> _Instructions to follow_: Restate the full set of records exactly, without adding or dropping a word.
## start
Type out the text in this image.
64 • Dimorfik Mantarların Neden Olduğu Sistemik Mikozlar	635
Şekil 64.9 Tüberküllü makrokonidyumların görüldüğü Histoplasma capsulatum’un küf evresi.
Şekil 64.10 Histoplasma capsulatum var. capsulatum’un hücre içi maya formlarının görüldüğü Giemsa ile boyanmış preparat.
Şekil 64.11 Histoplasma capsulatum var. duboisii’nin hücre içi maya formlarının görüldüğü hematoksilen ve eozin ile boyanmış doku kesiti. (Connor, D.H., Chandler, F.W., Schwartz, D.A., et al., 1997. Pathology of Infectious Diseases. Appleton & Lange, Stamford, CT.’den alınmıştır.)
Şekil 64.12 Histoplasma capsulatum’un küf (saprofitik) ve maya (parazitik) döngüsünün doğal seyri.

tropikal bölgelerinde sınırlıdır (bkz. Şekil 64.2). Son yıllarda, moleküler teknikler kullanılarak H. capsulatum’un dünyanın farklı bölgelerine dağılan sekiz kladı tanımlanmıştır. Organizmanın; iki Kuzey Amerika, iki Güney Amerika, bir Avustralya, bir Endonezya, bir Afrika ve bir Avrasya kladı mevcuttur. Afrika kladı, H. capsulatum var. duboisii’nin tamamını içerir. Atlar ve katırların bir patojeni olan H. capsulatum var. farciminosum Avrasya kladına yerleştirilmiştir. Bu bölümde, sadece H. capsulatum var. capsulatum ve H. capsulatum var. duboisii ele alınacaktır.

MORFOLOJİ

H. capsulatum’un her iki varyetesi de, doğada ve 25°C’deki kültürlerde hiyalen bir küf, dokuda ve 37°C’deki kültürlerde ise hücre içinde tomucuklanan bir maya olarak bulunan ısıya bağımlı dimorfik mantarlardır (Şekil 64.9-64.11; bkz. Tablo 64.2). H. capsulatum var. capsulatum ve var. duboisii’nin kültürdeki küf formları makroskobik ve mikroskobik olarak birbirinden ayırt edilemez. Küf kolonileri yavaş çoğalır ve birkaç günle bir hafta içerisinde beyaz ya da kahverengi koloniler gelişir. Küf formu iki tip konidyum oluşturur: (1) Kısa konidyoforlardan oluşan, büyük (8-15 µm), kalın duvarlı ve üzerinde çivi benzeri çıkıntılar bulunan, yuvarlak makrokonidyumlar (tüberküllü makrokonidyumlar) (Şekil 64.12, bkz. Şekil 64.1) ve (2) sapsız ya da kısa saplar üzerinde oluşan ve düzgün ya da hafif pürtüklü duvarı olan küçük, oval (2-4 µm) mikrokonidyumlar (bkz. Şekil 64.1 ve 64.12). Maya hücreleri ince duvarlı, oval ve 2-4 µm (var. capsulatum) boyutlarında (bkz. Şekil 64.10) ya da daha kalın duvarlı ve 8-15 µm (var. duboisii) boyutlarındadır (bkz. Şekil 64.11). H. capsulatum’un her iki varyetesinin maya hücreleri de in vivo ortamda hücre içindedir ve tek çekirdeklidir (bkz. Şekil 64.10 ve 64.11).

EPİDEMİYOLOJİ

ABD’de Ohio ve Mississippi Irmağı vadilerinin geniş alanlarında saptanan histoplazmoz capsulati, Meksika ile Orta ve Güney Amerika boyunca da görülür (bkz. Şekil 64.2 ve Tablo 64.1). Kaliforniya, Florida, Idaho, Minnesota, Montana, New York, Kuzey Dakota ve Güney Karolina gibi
## end
> _Response below_:
Type out the text in this image.
64 • Dimorfik Mantarların Neden Olduğu Sistemik Mikozlar	635
Şekil 64.9 Tüberküllü makrokonidyumların görüldüğü Histoplasma capsulatum’un küf evresi.
Şekil 64.10 Histoplasma capsulatum var. capsulatum’un hücre içi maya formlarının görüldüğü Giemsa ile boyanmış preparat.
Şekil 64.11 Histoplasma capsulatum var. duboisii’nin hücre içi maya formlarının görüldüğü hematoksilen ve eozin ile boyanmış doku kesiti. (Connor, D.H., Chandler, F.W., Schwartz, D.A., et al., 1997. Pathology of Infectious Diseases. Appleton & Lange, Stamford, CT.’den alınmıştır.)
Şekil 64.12 Histoplasma capsulatum’un küf (saprofitik) ve maya (parazitik) döngüsünün doğal seyri.

tropikal bölgelerinde sınırlıdır (bkz. Şekil 64.2). Son yıllarda, moleküler teknikler kullanılarak H. capsulatum’un dünyanın farklı bölgelerine dağılan sekiz kladı tanımlanmıştır. Organizmanın; iki Kuzey Amerika, iki Güney Amerika, bir Avustralya, bir Endonezya, bir Afrika ve bir Avrasya kladı mevcuttur. Afrika kladı, H. capsulatum var. duboisii’nin tamamını içerir. Atlar ve katırların bir patojeni olan H. capsulatum var. farciminosum Avrasya kladına yerleştirilmiştir. Bu bölümde, sadece H. capsulatum var. capsulatum ve H. capsulatum var. duboisii ele alınacaktır.

MORFOLOJİ

H. capsulatum’un her iki varyetesi de, doğada ve 25°C’deki kültürlerde hiyalen bir küf, dokuda ve 37°C’deki kültürlerde ise hücre içinde tomucuklanan bir maya olarak bulunan ısıya bağımlı dimorfik mantarlardır (Şekil 64.9-64.11; bkz. Tablo 64.2). H. capsulatum var. capsulatum ve var. duboisii’nin kültürdeki küf formları makroskobik ve mikroskobik olarak birbirinden ayırt edilemez. Küf kolonileri yavaş çoğalır ve birkaç günle bir hafta içerisinde beyaz ya da kahverengi koloniler gelişir. Küf formu iki tip konidyum oluşturur: (1) Kısa konidyoforlardan oluşan, büyük (8-15 µm), kalın duvarlı ve üzerinde çivi benzeri çıkıntılar bulunan, yuvarlak makrokonidyumlar (tüberküllü makrokonidyumlar) (Şekil 64.12, bkz. Şekil 64.1) ve (2) sapsız ya da kısa saplar üzerinde oluşan ve düzgün ya da hafif pürtüklü duvarı olan küçük, oval (2-4 µm) mikrokonidyumlar (bkz. Şekil 64.1 ve 64.12). Maya hücreleri ince duvarlı, oval ve 2-4 µm (var. capsulatum) boyutlarında (bkz. Şekil 64.10) ya da daha kalın duvarlı ve 8-15 µm (var. duboisii) boyutlarındadır (bkz. Şekil 64.11). H. capsulatum’un her iki varyetesinin maya hücreleri de in vivo ortamda hücre içindedir ve tek çekirdeklidir (bkz. Şekil 64.10 ve 64.11).

EPİDEMİYOLOJİ

ABD’de Ohio ve Mississippi Irmağı vadilerinin geniş alanlarında saptanan histoplazmoz capsulati, Meksika ile Orta ve Güney Amerika boyunca da görülür (bkz. Şekil 64.2 ve Tablo 64.1). Kaliforniya, Florida, Idaho, Minnesota, Montana, New York, Kuzey Dakota ve Güney Karolina gibi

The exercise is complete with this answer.